Drop every picture. Return the rest of the entries exactly.
===== RECORD EXTRACTS
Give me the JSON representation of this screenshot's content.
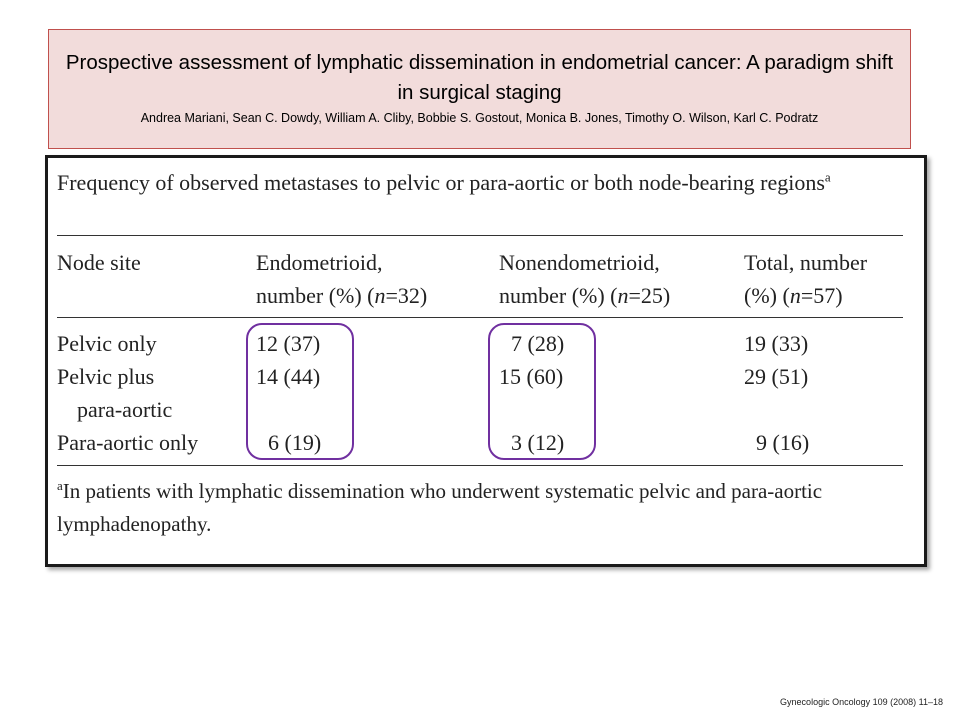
{
  "slide": {
    "title": "Prospective assessment of lymphatic dissemination in endometrial cancer: A paradigm shift in surgical staging",
    "authors": "Andrea Mariani, Sean C. Dowdy, William A. Cliby, Bobbie S. Gostout,  Monica B. Jones, Timothy O. Wilson, Karl C. Podratz",
    "citation": "Gynecologic Oncology 109 (2008) 11–18"
  },
  "table": {
    "caption": "Frequency of observed metastases to pelvic or para-aortic or both node-bearing regions",
    "caption_sup": "a",
    "headers": [
      {
        "line1": "Node site",
        "line2": ""
      },
      {
        "line1": "Endometrioid,",
        "line2a": "number (%) (",
        "n": "n",
        "line2b": "=32)"
      },
      {
        "line1": "Nonendometrioid,",
        "line2a": "number (%) (",
        "n": "n",
        "line2b": "=25)"
      },
      {
        "line1": "Total, number",
        "line2a": "(%) (",
        "n": "n",
        "line2b": "=57)"
      }
    ],
    "rows": [
      {
        "site": "Pelvic only",
        "site2": "",
        "endo": "12 (37)",
        "nonendo": "7 (28)",
        "total": "19 (33)"
      },
      {
        "site": "Pelvic plus",
        "site2": "para-aortic",
        "endo": "14 (44)",
        "nonendo": "15 (60)",
        "total": "29 (51)"
      },
      {
        "site": "Para-aortic only",
        "site2": "",
        "endo": "6 (19)",
        "nonendo": "3 (12)",
        "total": "9 (16)"
      }
    ],
    "footnote_sup": "a",
    "footnote": "In patients with lymphatic dissemination who underwent systematic pelvic and para-aortic lymphadenopathy."
  },
  "colors": {
    "title_bg": "#f2dcdb",
    "title_border": "#c0504d",
    "highlight_oval": "#7030a0"
  }
}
==========
## [PROBLEM SOLUTION]
Give me the JSON representation of this screenshot's content.
{
  "slide": {
    "title": "Prospective assessment of lymphatic dissemination in endometrial cancer: A paradigm shift in surgical staging",
    "authors": "Andrea Mariani, Sean C. Dowdy, William A. Cliby, Bobbie S. Gostout,  Monica B. Jones, Timothy O. Wilson, Karl C. Podratz",
    "citation": "Gynecologic Oncology 109 (2008) 11–18"
  },
  "table": {
    "caption": "Frequency of observed metastases to pelvic or para-aortic or both node-bearing regions",
    "caption_sup": "a",
    "headers": [
      {
        "line1": "Node site",
        "line2": ""
      },
      {
        "line1": "Endometrioid,",
        "line2a": "number (%) (",
        "n": "n",
        "line2b": "=32)"
      },
      {
        "line1": "Nonendometrioid,",
        "line2a": "number (%) (",
        "n": "n",
        "line2b": "=25)"
      },
      {
        "line1": "Total, number",
        "line2a": "(%) (",
        "n": "n",
        "line2b": "=57)"
      }
    ],
    "rows": [
      {
        "site": "Pelvic only",
        "site2": "",
        "endo": "12 (37)",
        "nonendo": "7 (28)",
        "total": "19 (33)"
      },
      {
        "site": "Pelvic plus",
        "site2": "para-aortic",
        "endo": "14 (44)",
        "nonendo": "15 (60)",
        "total": "29 (51)"
      },
      {
        "site": "Para-aortic only",
        "site2": "",
        "endo": "6 (19)",
        "nonendo": "3 (12)",
        "total": "9 (16)"
      }
    ],
    "footnote_sup": "a",
    "footnote": "In patients with lymphatic dissemination who underwent systematic pelvic and para-aortic lymphadenopathy."
  },
  "colors": {
    "title_bg": "#f2dcdb",
    "title_border": "#c0504d",
    "highlight_oval": "#7030a0"
  }
}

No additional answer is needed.